#### やること:
a) 不妊治療の相談の文章のうち、「採卵4回目:低刺激法、ふりか」から「ればアドバイス頂きたいです。」までを、最後の言葉も含めて一字も変えずにくり返し書いてください。
b) 不妊治療の相談の文章が終わったところから話を引き取って、続きを書いてください。

#### 渡された文章:
···

Q&A3503 43〜44歳、異常胚ばかりです | 松林 秀彦 (生殖医療専門医)のブログ

松林 秀彦 (生殖医療専門医)のブログ

生殖医療に関する正しい知識を提供します。主に英語の論文をわかりやすく日本語で紹介します。

Q 41歳で結婚
 

42歳 

 化学流産 2回

 採卵1回目:アンタゴニスト法、顕微授精9個のうち、6日目胚盤胞2個、胚移植→陰性

 人工授精2回
43歳

 採卵2回目:アンタゴニスト法、顕微授精8個のうち、6日目胚盤胞3個(2個はグレード悪く廃棄)、初期胚で1個凍結、2段階胚移植→陰性
転院
 採卵3回目:低刺激法、ふりかけ法2個のうち、6日目胚盤胞2個→PGT-A(1ヶ所異数性、多数の異数性)
 採卵4回目:低刺激法、ふりかけ法1個のうち、桑実胚で発育停止の為PGT-Aできず
44歳
 採卵5回目:低刺激法、ふりかけ法2個のうち、5日目胚盤胞1個→PGT-A(複数の異数性)
 採卵6回目:低刺激法、ふりかけ法2個のうち、異常受精2個
ERA+EMMA+ALICE 検査:異常なし

①現在は、低刺激法でPGT-Aを行なっていますが、ここ数か月で生理出血量、日数、おりものが、以前より減ってきており、タイムリミットを感じてしまいます。年齢のこともあり、このままの治療法で良いのか、今後どういう方法を試したら良いのか悩んでいます。先生でしたらどのような治療をご提案されますでしょうか。
②これまで3個の胚盤胞でPGT-Aを実施して、いずれも異数性があり胚移植できませんでした。胚盤胞の異数性を無くすためになんか気を付けることや行っておくべきことがあればアドバイス頂きたいです。

···

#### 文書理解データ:
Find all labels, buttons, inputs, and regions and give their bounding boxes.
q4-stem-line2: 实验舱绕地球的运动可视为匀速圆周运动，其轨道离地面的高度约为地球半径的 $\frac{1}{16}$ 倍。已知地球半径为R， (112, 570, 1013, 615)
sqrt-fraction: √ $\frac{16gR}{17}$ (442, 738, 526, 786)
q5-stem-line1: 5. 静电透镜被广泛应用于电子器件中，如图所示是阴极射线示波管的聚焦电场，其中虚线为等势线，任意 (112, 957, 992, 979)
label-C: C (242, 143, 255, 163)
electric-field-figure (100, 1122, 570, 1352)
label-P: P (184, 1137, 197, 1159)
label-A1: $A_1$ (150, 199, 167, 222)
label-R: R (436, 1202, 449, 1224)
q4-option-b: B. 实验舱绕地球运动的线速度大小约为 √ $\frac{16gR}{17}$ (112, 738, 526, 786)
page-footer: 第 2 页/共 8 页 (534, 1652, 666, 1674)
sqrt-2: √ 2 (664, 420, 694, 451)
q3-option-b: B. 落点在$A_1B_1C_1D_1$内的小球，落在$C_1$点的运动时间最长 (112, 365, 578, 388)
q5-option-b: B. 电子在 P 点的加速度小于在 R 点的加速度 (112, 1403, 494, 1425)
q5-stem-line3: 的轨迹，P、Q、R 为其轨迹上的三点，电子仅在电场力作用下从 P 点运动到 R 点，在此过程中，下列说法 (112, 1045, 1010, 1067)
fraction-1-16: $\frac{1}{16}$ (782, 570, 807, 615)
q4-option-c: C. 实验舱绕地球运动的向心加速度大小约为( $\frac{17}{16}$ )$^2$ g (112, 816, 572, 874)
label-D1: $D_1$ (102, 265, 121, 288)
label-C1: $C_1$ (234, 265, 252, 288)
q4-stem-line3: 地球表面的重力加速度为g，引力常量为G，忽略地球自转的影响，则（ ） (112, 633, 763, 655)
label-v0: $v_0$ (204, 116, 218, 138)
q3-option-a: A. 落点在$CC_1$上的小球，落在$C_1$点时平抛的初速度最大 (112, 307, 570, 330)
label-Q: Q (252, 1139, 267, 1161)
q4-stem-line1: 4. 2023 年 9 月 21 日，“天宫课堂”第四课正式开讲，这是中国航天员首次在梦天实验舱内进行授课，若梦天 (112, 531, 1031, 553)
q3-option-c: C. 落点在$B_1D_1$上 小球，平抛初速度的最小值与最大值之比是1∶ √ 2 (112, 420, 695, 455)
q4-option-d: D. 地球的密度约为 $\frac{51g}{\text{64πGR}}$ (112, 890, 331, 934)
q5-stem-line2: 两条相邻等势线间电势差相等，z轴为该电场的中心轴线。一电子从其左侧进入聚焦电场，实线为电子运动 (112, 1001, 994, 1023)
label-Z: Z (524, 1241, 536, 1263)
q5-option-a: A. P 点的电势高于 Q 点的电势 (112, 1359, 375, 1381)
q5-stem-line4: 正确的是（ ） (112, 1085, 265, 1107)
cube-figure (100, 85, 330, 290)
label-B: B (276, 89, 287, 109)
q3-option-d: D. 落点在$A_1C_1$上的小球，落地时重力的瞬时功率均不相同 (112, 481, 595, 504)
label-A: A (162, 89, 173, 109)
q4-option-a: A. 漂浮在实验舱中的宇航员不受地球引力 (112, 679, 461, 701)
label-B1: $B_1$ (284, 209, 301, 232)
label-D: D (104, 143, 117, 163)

···

#### 答え一覧:
a)
採卵4回目:低刺激法、ふりかけ法1個のうち、桑実胚で発育停止の為PGT-Aできず
44歳
 採卵5回目:低刺激法、ふりかけ法2個のうち、5日目胚盤胞1個→PGT-A(複数の異数性)
 採卵6回目:低刺激法、ふりかけ法2個のうち、異常受精2個
ERA+EMMA+ALICE 検査:異常なし

①現在は、低刺激法でPGT-Aを行なっていますが、ここ数か月で生理出血量、日数、おりものが、以前より減ってきており、タイムリミットを感じてしまいます。年齢のこともあり、このままの治療法で良いのか、今後どういう方法を試したら良いのか悩んでいます。先生でしたらどのような治療をご提案されますでしょうか。
②これまで3個の胚盤胞でPGT-Aを実施して、いずれも異数性があり胚移植できませんでした。胚盤胞の異数性を無くすためになんか気を付けることや行っておくべきことがあればアドバイス頂きたいです。

b)
 

A 2016.8.9「☆女性の年齢別染色体異常頻度 その2」の記事にあるように、43〜44歳での染色体異常頻度は80%を超えます。単純計算でも5個に1個正常胚がある確率ですので、このまま採卵を続けていくしかないと思います。

①刺激をしてもしなくても卵子の質は変わらないと報告されていますので、(時間短縮のために)刺激周期をお勧めいたします。なお、生理の状態と卵巣の状態は異なりますので、無用な心配はしない方が良いです。
②胚盤胞の異数性を無くす方法は明らかにされていません。できることは、卵子の改善策として、DHEAS、25OH-ビタミンD、テストステロンの採血を行い、不足分を補充すること、刺激の薬剤や方法を変更してみること、男性の精子選別方法を変更してみることです。何が奏功するかはわかりませんので、色々と試してみるのが良いと思います。

 

なお、このQ&Aは、約4週間前の質問にお答えしております。